## START INFORMATION PROVIDED
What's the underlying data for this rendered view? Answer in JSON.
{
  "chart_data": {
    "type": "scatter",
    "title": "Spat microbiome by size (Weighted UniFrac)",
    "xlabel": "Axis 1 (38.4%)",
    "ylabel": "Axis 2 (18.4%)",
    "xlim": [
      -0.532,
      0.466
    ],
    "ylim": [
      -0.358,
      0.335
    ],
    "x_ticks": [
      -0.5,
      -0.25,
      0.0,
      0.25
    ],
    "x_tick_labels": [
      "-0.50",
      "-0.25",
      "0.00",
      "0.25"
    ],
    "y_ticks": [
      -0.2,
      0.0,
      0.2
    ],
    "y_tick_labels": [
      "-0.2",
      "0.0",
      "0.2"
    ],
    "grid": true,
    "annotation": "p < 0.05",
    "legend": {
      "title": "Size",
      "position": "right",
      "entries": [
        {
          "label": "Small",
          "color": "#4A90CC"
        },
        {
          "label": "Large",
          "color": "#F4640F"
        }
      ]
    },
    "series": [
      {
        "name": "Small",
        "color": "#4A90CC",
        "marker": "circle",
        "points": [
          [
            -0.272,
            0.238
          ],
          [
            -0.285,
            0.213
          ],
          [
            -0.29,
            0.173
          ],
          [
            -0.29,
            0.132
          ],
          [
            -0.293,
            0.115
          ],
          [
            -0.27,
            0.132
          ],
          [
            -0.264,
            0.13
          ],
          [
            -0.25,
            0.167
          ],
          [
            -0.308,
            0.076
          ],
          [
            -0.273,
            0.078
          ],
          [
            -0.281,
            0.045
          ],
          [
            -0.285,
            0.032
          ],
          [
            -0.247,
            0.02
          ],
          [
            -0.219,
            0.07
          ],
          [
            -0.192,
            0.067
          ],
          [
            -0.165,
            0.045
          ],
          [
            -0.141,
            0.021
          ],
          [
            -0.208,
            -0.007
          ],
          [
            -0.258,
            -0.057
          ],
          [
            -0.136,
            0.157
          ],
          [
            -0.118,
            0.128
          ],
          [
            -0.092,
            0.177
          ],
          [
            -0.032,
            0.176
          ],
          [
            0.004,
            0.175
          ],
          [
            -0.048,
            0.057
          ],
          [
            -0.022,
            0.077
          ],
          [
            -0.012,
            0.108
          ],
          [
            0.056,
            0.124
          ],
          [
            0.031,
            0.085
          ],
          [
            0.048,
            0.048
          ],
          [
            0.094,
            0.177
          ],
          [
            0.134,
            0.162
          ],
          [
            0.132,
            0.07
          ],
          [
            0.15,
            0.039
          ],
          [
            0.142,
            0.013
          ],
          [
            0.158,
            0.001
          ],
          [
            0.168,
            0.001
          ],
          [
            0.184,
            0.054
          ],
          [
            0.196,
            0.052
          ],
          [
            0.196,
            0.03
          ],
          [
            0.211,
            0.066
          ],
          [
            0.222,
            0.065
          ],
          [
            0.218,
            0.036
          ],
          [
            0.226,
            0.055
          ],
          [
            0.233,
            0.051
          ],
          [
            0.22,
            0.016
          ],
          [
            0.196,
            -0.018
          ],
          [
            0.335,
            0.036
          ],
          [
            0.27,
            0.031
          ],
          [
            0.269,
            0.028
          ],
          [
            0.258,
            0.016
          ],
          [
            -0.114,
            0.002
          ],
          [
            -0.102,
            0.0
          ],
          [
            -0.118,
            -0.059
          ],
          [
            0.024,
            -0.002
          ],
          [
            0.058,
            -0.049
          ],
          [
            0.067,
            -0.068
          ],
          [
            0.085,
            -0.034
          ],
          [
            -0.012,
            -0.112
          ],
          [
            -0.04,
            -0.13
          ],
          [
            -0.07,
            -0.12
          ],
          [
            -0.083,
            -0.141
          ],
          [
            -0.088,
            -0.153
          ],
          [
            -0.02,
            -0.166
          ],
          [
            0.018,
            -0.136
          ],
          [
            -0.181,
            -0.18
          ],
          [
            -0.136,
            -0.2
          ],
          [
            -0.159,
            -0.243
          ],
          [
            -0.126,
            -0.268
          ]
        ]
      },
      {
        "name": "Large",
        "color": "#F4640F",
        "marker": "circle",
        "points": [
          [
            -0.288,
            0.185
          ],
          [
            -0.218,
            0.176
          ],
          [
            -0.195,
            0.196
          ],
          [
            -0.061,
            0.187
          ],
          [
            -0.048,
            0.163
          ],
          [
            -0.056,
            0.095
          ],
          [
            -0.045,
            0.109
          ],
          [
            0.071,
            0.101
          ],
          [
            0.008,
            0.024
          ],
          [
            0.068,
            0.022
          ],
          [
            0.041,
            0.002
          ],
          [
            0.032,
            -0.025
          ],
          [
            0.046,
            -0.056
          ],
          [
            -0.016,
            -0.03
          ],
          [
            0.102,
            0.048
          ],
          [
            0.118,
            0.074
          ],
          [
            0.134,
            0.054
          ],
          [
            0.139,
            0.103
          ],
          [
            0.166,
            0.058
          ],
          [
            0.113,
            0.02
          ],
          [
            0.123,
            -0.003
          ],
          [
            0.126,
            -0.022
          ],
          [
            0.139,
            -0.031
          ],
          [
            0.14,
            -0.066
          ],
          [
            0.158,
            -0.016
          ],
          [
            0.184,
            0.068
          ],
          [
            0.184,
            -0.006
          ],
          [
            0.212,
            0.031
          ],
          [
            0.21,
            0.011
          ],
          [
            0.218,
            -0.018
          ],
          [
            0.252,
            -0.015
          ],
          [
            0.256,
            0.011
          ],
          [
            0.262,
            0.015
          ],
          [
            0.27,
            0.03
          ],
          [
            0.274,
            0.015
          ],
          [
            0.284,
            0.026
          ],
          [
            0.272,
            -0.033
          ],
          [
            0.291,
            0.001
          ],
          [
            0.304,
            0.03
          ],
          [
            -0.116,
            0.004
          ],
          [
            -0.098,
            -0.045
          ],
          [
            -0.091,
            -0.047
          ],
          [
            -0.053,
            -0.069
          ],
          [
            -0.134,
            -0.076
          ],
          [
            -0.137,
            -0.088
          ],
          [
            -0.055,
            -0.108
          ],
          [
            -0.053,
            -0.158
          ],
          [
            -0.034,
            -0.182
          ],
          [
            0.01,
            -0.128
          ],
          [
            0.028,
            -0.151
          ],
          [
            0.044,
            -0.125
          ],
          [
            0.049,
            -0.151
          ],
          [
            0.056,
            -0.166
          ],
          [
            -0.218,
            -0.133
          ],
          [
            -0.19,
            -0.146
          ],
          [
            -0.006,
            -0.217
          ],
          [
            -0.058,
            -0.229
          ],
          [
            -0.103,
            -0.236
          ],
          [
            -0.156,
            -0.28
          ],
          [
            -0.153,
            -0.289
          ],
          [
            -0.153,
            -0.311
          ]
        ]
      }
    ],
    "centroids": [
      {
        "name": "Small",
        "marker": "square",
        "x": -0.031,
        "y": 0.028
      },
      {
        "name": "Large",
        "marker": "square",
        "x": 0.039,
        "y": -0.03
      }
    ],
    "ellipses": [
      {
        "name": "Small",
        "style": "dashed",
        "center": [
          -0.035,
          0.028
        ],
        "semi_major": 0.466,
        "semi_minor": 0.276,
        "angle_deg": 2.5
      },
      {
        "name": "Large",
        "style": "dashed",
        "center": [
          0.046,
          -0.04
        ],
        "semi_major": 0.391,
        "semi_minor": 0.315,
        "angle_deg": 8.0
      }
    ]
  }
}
## END INFORMATION PROVIDED
Would you write down every record again, exactly?

What's the underlying data for this rendered view? Answer in JSON.
{
  "chart_data": {
    "type": "scatter",
    "title": "Spat microbiome by size (Weighted UniFrac)",
    "xlabel": "Axis 1 (38.4%)",
    "ylabel": "Axis 2 (18.4%)",
    "xlim": [
      -0.532,
      0.466
    ],
    "ylim": [
      -0.358,
      0.335
    ],
    "x_ticks": [
      -0.5,
      -0.25,
      0.0,
      0.25
    ],
    "x_tick_labels": [
      "-0.50",
      "-0.25",
      "0.00",
      "0.25"
    ],
    "y_ticks": [
      -0.2,
      0.0,
      0.2
    ],
    "y_tick_labels": [
      "-0.2",
      "0.0",
      "0.2"
    ],
    "grid": true,
    "annotation": "p < 0.05",
    "legend": {
      "title": "Size",
      "position": "right",
      "entries": [
        {
          "label": "Small",
          "color": "#4A90CC"
        },
        {
          "label": "Large",
          "color": "#F4640F"
        }
      ]
    },
    "series": [
      {
        "name": "Small",
        "color": "#4A90CC",
        "marker": "circle",
        "points": [
          [
            -0.272,
            0.238
          ],
          [
            -0.285,
            0.213
          ],
          [
            -0.29,
            0.173
          ],
          [
            -0.29,
            0.132
          ],
          [
            -0.293,
            0.115
          ],
          [
            -0.27,
            0.132
          ],
          [
            -0.264,
            0.13
          ],
          [
            -0.25,
            0.167
          ],
          [
            -0.308,
            0.076
          ],
          [
            -0.273,
            0.078
          ],
          [
            -0.281,
            0.045
          ],
          [
            -0.285,
            0.032
          ],
          [
            -0.247,
            0.02
          ],
          [
            -0.219,
            0.07
          ],
          [
            -0.192,
            0.067
          ],
          [
            -0.165,
            0.045
          ],
          [
            -0.141,
            0.021
          ],
          [
            -0.208,
            -0.007
          ],
          [
            -0.258,
            -0.057
          ],
          [
            -0.136,
            0.157
          ],
          [
            -0.118,
            0.128
          ],
          [
            -0.092,
            0.177
          ],
          [
            -0.032,
            0.176
          ],
          [
            0.004,
            0.175
          ],
          [
            -0.048,
            0.057
          ],
          [
            -0.022,
            0.077
          ],
          [
            -0.012,
            0.108
          ],
          [
            0.056,
            0.124
          ],
          [
            0.031,
            0.085
          ],
          [
            0.048,
            0.048
          ],
          [
            0.094,
            0.177
          ],
          [
            0.134,
            0.162
          ],
          [
            0.132,
            0.07
          ],
          [
            0.15,
            0.039
          ],
          [
            0.142,
            0.013
          ],
          [
            0.158,
            0.001
          ],
          [
            0.168,
            0.001
          ],
          [
            0.184,
            0.054
          ],
          [
            0.196,
            0.052
          ],
          [
            0.196,
            0.03
          ],
          [
            0.211,
            0.066
          ],
          [
            0.222,
            0.065
          ],
          [
            0.218,
            0.036
          ],
          [
            0.226,
            0.055
          ],
          [
            0.233,
            0.051
          ],
          [
            0.22,
            0.016
          ],
          [
            0.196,
            -0.018
          ],
          [
            0.335,
            0.036
          ],
          [
            0.27,
            0.031
          ],
          [
            0.269,
            0.028
          ],
          [
            0.258,
            0.016
          ],
          [
            -0.114,
            0.002
          ],
          [
            -0.102,
            0.0
          ],
          [
            -0.118,
            -0.059
          ],
          [
            0.024,
            -0.002
          ],
          [
            0.058,
            -0.049
          ],
          [
            0.067,
            -0.068
          ],
          [
            0.085,
            -0.034
          ],
          [
            -0.012,
            -0.112
          ],
          [
            -0.04,
            -0.13
          ],
          [
            -0.07,
            -0.12
          ],
          [
            -0.083,
            -0.141
          ],
          [
            -0.088,
            -0.153
          ],
          [
            -0.02,
            -0.166
          ],
          [
            0.018,
            -0.136
          ],
          [
            -0.181,
            -0.18
          ],
          [
            -0.136,
            -0.2
          ],
          [
            -0.159,
            -0.243
          ],
          [
            -0.126,
            -0.268
          ]
        ]
      },
      {
        "name": "Large",
        "color": "#F4640F",
        "marker": "circle",
        "points": [
          [
            -0.288,
            0.185
          ],
          [
            -0.218,
            0.176
          ],
          [
            -0.195,
            0.196
          ],
          [
            -0.061,
            0.187
          ],
          [
            -0.048,
            0.163
          ],
          [
            -0.056,
            0.095
          ],
          [
            -0.045,
            0.109
          ],
          [
            0.071,
            0.101
          ],
          [
            0.008,
            0.024
          ],
          [
            0.068,
            0.022
          ],
          [
            0.041,
            0.002
          ],
          [
            0.032,
            -0.025
          ],
          [
            0.046,
            -0.056
          ],
          [
            -0.016,
            -0.03
          ],
          [
            0.102,
            0.048
          ],
          [
            0.118,
            0.074
          ],
          [
            0.134,
            0.054
          ],
          [
            0.139,
            0.103
          ],
          [
            0.166,
            0.058
          ],
          [
            0.113,
            0.02
          ],
          [
            0.123,
            -0.003
          ],
          [
            0.126,
            -0.022
          ],
          [
            0.139,
            -0.031
          ],
          [
            0.14,
            -0.066
          ],
          [
            0.158,
            -0.016
          ],
          [
            0.184,
            0.068
          ],
          [
            0.184,
            -0.006
          ],
          [
            0.212,
            0.031
          ],
          [
            0.21,
            0.011
          ],
          [
            0.218,
            -0.018
          ],
          [
            0.252,
            -0.015
          ],
          [
            0.256,
            0.011
          ],
          [
            0.262,
            0.015
          ],
          [
            0.27,
            0.03
          ],
          [
            0.274,
            0.015
          ],
          [
            0.284,
            0.026
          ],
          [
            0.272,
            -0.033
          ],
          [
            0.291,
            0.001
          ],
          [
            0.304,
            0.03
          ],
          [
            -0.116,
            0.004
          ],
          [
            -0.098,
            -0.045
          ],
          [
            -0.091,
            -0.047
          ],
          [
            -0.053,
            -0.069
          ],
          [
            -0.134,
            -0.076
          ],
          [
            -0.137,
            -0.088
          ],
          [
            -0.055,
            -0.108
          ],
          [
            -0.053,
            -0.158
          ],
          [
            -0.034,
            -0.182
          ],
          [
            0.01,
            -0.128
          ],
          [
            0.028,
            -0.151
          ],
          [
            0.044,
            -0.125
          ],
          [
            0.049,
            -0.151
          ],
          [
            0.056,
            -0.166
          ],
          [
            -0.218,
            -0.133
          ],
          [
            -0.19,
            -0.146
          ],
          [
            -0.006,
            -0.217
          ],
          [
            -0.058,
            -0.229
          ],
          [
            -0.103,
            -0.236
          ],
          [
            -0.156,
            -0.28
          ],
          [
            -0.153,
            -0.289
          ],
          [
            -0.153,
            -0.311
          ]
        ]
      }
    ],
    "centroids": [
      {
        "name": "Small",
        "marker": "square",
        "x": -0.031,
        "y": 0.028
      },
      {
        "name": "Large",
        "marker": "square",
        "x": 0.039,
        "y": -0.03
      }
    ],
    "ellipses": [
      {
        "name": "Small",
        "style": "dashed",
        "center": [
          -0.035,
          0.028
        ],
        "semi_major": 0.466,
        "semi_minor": 0.276,
        "angle_deg": 2.5
      },
      {
        "name": "Large",
        "style": "dashed",
        "center": [
          0.046,
          -0.04
        ],
        "semi_major": 0.391,
        "semi_minor": 0.315,
        "angle_deg": 8.0
      }
    ]
  }
}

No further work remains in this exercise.